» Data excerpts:
::::

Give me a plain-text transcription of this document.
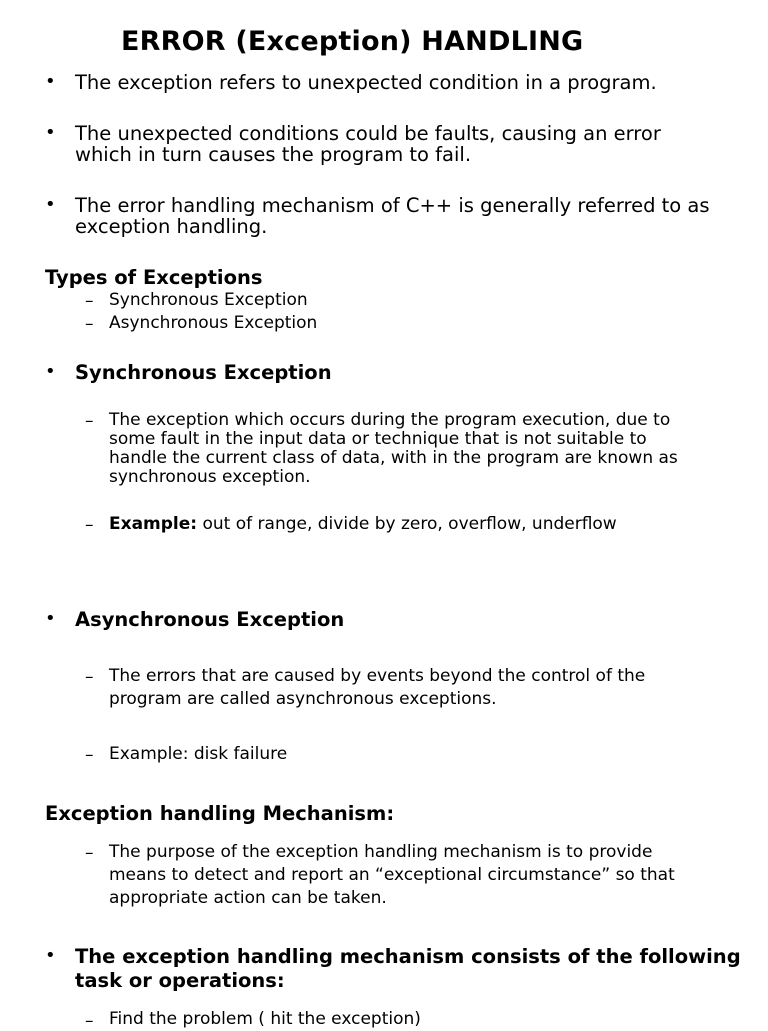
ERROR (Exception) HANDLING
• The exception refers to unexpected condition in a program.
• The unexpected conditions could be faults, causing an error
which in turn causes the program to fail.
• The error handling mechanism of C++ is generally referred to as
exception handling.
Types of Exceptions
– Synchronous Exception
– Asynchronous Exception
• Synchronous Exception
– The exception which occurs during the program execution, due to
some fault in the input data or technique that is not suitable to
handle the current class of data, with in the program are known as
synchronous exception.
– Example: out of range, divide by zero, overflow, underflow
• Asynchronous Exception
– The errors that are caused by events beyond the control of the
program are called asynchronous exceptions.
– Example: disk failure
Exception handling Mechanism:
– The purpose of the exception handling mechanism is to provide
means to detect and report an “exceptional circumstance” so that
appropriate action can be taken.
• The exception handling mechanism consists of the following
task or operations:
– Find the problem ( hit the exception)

::::

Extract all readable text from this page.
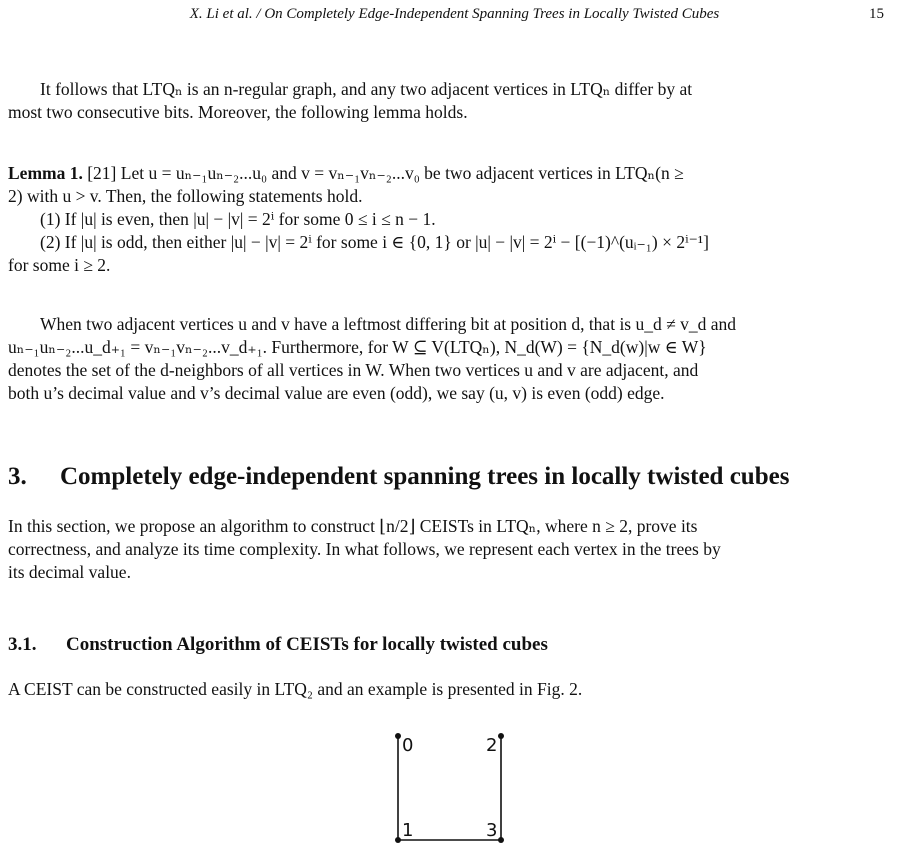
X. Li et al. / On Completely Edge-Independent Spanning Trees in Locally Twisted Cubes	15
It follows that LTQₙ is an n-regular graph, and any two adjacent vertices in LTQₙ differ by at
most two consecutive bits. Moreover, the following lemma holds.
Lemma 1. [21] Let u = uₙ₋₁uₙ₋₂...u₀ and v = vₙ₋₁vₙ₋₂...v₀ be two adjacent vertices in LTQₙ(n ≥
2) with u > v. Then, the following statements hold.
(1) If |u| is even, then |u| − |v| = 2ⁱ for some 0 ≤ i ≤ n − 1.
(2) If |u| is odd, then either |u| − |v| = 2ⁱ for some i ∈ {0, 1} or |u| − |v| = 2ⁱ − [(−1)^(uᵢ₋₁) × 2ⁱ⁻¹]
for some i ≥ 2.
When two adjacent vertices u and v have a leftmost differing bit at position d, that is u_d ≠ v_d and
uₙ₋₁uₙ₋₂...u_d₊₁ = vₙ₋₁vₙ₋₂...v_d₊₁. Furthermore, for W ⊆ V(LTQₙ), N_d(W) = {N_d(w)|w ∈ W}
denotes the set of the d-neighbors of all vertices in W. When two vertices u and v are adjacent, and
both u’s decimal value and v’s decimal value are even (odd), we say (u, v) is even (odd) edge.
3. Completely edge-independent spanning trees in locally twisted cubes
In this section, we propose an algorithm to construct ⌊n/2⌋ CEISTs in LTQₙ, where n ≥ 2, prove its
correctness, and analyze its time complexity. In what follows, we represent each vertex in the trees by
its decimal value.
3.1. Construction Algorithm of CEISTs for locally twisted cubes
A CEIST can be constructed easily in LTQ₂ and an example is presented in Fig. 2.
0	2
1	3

::::

» PROMPT: Among these entries, how many lines include the string "decimal"? Reply with the number by itself.

» RESPONSE: 2